Where does the string "JSON" appear? Copy every line of the entries below that holds it.

^^^^

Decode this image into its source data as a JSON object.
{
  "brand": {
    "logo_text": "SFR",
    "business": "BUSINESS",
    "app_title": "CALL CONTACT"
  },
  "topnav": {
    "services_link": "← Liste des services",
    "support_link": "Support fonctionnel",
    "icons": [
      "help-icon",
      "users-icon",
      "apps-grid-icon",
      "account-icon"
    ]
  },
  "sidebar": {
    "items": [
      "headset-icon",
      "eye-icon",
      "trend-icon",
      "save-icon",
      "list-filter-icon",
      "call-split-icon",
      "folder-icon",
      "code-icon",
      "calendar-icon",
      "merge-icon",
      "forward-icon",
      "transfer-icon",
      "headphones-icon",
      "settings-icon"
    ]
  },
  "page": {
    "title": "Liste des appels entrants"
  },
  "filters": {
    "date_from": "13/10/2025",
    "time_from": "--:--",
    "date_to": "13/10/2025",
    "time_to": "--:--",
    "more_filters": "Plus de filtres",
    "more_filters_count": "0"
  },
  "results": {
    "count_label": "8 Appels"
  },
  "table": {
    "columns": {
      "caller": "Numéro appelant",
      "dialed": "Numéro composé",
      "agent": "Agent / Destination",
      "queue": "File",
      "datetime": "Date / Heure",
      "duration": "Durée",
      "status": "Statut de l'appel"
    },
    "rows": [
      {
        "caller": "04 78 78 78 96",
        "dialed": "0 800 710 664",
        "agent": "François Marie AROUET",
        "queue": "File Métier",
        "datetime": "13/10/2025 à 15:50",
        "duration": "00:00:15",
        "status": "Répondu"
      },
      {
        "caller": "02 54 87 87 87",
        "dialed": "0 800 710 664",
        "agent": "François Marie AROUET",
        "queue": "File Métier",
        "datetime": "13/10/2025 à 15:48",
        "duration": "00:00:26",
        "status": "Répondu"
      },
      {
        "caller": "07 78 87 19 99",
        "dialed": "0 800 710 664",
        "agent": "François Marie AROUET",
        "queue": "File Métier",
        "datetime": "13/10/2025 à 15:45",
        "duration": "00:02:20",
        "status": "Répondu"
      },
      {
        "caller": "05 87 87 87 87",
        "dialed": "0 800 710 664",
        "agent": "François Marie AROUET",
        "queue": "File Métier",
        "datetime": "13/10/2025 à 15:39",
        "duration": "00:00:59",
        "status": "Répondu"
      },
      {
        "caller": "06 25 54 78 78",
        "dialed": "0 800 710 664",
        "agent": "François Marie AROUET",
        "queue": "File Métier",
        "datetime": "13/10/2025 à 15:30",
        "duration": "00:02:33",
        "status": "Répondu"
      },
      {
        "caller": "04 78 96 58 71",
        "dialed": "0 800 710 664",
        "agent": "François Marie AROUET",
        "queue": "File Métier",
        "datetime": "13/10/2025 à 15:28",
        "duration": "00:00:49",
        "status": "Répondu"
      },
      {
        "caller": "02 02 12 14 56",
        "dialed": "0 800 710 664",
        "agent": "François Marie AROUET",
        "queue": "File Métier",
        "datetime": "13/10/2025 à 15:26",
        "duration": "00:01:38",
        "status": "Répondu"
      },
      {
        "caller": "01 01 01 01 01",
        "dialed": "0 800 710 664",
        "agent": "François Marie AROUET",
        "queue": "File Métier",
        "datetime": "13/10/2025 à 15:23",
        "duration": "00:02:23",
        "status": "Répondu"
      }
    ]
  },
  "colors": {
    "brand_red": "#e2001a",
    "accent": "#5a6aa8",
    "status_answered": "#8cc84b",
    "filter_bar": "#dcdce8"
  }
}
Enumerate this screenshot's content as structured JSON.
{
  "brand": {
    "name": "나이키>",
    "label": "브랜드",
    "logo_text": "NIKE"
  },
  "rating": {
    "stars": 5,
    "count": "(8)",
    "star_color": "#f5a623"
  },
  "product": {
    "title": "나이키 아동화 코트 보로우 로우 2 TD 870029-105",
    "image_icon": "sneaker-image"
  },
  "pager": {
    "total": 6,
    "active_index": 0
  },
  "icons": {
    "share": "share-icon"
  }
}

^^^^

* Task answer:
Decode this image into its source data as a JSON object.
Enumerate this screenshot's content as structured JSON.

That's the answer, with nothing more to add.